▶ SHORT PROBLEM:
Repeat each entry in full, exactly.

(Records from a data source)
▬▬▬▬▬▬▬▬▬▬
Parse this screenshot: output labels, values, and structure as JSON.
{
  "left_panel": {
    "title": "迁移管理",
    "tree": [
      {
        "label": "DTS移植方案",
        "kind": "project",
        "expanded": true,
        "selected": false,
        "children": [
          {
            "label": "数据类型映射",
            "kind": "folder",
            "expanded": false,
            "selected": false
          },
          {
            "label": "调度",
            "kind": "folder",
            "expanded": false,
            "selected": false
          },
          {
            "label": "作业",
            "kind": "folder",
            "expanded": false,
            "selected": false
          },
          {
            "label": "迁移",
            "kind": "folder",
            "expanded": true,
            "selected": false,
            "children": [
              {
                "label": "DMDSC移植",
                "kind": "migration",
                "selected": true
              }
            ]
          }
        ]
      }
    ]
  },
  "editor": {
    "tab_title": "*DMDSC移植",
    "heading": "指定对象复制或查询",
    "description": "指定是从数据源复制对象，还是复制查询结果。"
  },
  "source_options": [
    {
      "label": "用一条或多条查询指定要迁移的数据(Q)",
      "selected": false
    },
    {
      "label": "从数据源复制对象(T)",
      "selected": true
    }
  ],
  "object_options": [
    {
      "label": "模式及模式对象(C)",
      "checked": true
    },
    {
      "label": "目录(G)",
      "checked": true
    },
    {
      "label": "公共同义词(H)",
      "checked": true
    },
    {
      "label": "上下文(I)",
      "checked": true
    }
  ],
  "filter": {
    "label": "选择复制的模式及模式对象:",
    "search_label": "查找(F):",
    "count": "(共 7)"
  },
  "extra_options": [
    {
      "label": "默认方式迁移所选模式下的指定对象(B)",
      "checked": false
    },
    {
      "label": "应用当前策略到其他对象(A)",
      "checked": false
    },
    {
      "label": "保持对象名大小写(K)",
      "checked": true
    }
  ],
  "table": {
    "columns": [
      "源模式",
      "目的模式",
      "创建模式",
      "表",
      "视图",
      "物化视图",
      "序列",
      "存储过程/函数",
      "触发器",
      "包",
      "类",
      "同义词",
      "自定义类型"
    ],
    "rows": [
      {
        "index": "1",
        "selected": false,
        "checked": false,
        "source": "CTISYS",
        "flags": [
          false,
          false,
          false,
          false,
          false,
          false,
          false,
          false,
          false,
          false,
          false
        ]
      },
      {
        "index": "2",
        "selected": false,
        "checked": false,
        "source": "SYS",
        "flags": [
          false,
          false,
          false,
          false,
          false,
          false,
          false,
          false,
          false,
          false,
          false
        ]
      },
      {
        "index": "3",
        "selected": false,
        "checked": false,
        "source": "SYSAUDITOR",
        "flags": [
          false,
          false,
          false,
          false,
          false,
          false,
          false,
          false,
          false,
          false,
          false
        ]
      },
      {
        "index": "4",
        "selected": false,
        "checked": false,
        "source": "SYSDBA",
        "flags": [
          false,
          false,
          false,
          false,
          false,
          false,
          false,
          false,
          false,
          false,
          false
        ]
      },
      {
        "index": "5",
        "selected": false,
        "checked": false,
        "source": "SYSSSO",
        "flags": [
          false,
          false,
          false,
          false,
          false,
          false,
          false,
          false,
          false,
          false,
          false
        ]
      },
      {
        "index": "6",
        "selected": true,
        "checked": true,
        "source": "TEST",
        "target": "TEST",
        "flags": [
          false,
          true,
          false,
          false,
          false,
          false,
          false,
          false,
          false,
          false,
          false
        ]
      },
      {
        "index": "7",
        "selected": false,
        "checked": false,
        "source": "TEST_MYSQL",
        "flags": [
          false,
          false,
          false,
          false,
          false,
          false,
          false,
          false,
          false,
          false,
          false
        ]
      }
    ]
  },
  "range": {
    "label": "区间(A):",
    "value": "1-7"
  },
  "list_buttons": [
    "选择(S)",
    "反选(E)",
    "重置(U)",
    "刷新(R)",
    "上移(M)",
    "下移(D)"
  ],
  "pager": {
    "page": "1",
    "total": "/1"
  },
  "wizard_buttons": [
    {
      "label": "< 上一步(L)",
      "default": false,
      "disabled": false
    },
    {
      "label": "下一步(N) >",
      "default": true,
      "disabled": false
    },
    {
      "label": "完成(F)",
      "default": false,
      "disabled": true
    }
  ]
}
▬▬▬▬▬▬▬▬▬▬
▶ WRITTEN ANSWER:
Parse this screenshot: output labels, values, and structure as JSON.
{
  "left_panel": {
    "title": "迁移管理",
    "tree": [
      {
        "label": "DTS移植方案",
        "kind": "project",
        "expanded": true,
        "selected": false,
        "children": [
          {
            "label": "数据类型映射",
            "kind": "folder",
            "expanded": false,
            "selected": false
          },
          {
            "label": "调度",
            "kind": "folder",
            "expanded": false,
            "selected": false
          },
          {
            "label": "作业",
            "kind": "folder",
            "expanded": false,
            "selected": false
          },
          {
            "label": "迁移",
            "kind": "folder",
            "expanded": true,
            "selected": false,
            "children": [
              {
                "label": "DMDSC移植",
                "kind": "migration",
                "selected": true
              }
            ]
          }
        ]
      }
    ]
  },
  "editor": {
    "tab_title": "*DMDSC移植",
    "heading": "指定对象复制或查询",
    "description": "指定是从数据源复制对象，还是复制查询结果。"
  },
  "source_options": [
    {
      "label": "用一条或多条查询指定要迁移的数据(Q)",
      "selected": false
    },
    {
      "label": "从数据源复制对象(T)",
      "selected": true
    }
  ],
  "object_options": [
    {
      "label": "模式及模式对象(C)",
      "checked": true
    },
    {
      "label": "目录(G)",
      "checked": true
    },
    {
      "label": "公共同义词(H)",
      "checked": true
    },
    {
      "label": "上下文(I)",
      "checked": true
    }
  ],
  "filter": {
    "label": "选择复制的模式及模式对象:",
    "search_label": "查找(F):",
    "count": "(共 7)"
  },
  "extra_options": [
    {
      "label": "默认方式迁移所选模式下的指定对象(B)",
      "checked": false
    },
    {
      "label": "应用当前策略到其他对象(A)",
      "checked": false
    },
    {
      "label": "保持对象名大小写(K)",
      "checked": true
    }
  ],
  "table": {
    "columns": [
      "源模式",
      "目的模式",
      "创建模式",
      "表",
      "视图",
      "物化视图",
      "序列",
      "存储过程/函数",
      "触发器",
      "包",
      "类",
      "同义词",
      "自定义类型"
    ],
    "rows": [
      {
        "index": "1",
        "selected": false,
        "checked": false,
        "source": "CTISYS",
        "flags": [
          false,
          false,
          false,
          false,
          false,
          false,
          false,
          false,
          false,
          false,
          false
        ]
      },
      {
        "index": "2",
        "selected": false,
        "checked": false,
        "source": "SYS",
        "flags": [
          false,
          false,
          false,
          false,
          false,
          false,
          false,
          false,
          false,
          false,
          false
        ]
      },
      {
        "index": "3",
        "selected": false,
        "checked": false,
        "source": "SYSAUDITOR",
        "flags": [
          false,
          false,
          false,
          false,
          false,
          false,
          false,
          false,
          false,
          false,
          false
        ]
      },
      {
        "index": "4",
        "selected": false,
        "checked": false,
        "source": "SYSDBA",
        "flags": [
          false,
          false,
          false,
          false,
          false,
          false,
          false,
          false,
          false,
          false,
          false
        ]
      },
      {
        "index": "5",
        "selected": false,
        "checked": false,
        "source": "SYSSSO",
        "flags": [
          false,
          false,
          false,
          false,
          false,
          false,
          false,
          false,
          false,
          false,
          false
        ]
      },
      {
        "index": "6",
        "selected": true,
        "checked": true,
        "source": "TEST",
        "target": "TEST",
        "flags": [
          false,
          true,
          false,
          false,
          false,
          false,
          false,
          false,
          false,
          false,
          false
        ]
      },
      {
        "index": "7",
        "selected": false,
        "checked": false,
        "source": "TEST_MYSQL",
        "flags": [
          false,
          false,
          false,
          false,
          false,
          false,
          false,
          false,
          false,
          false,
          false
        ]
      }
    ]
  },
  "range": {
    "label": "区间(A):",
    "value": "1-7"
  },
  "list_buttons": [
    "选择(S)",
    "反选(E)",
    "重置(U)",
    "刷新(R)",
    "上移(M)",
    "下移(D)"
  ],
  "pager": {
    "page": "1",
    "total": "/1"
  },
  "wizard_buttons": [
    {
      "label": "< 上一步(L)",
      "default": false,
      "disabled": false
    },
    {
      "label": "下一步(N) >",
      "default": true,
      "disabled": false
    },
    {
      "label": "完成(F)",
      "default": false,
      "disabled": true
    }
  ]
}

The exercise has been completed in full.